Start of Data for this task

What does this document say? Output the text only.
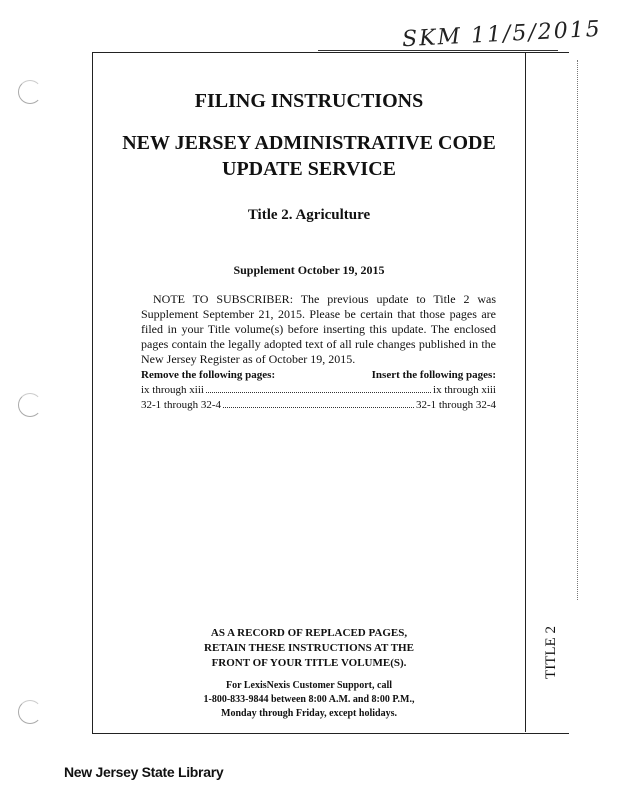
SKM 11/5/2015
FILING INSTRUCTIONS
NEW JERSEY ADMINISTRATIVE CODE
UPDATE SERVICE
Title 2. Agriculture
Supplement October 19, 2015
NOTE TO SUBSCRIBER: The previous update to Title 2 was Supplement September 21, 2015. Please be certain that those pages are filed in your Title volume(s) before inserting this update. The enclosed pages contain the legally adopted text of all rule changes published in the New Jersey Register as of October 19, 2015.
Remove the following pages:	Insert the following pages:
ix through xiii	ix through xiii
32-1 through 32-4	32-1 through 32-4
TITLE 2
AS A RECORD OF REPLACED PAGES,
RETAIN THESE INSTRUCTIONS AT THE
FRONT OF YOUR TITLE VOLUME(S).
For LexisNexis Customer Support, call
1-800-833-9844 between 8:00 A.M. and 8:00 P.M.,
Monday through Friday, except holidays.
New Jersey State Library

End of Data for this task
Start of Data for this task

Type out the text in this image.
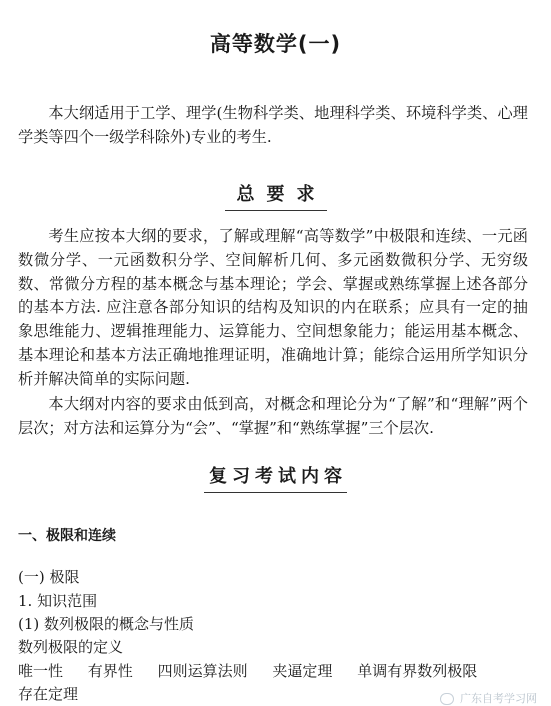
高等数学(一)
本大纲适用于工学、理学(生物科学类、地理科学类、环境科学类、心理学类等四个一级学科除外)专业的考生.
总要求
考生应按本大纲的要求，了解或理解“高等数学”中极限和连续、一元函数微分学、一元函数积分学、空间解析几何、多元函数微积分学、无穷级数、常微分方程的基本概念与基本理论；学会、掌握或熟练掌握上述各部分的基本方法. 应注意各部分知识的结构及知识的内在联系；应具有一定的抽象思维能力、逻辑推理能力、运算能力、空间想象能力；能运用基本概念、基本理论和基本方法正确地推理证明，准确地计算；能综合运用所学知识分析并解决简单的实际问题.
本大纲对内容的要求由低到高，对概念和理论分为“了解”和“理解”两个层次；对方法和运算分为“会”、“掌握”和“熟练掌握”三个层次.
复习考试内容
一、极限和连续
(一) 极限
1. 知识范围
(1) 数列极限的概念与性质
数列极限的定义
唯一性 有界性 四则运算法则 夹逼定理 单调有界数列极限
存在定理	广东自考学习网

End of Data for this task

How many of the lines above hold the word "Supplement"? Give only that number.

_Output of the task_. 2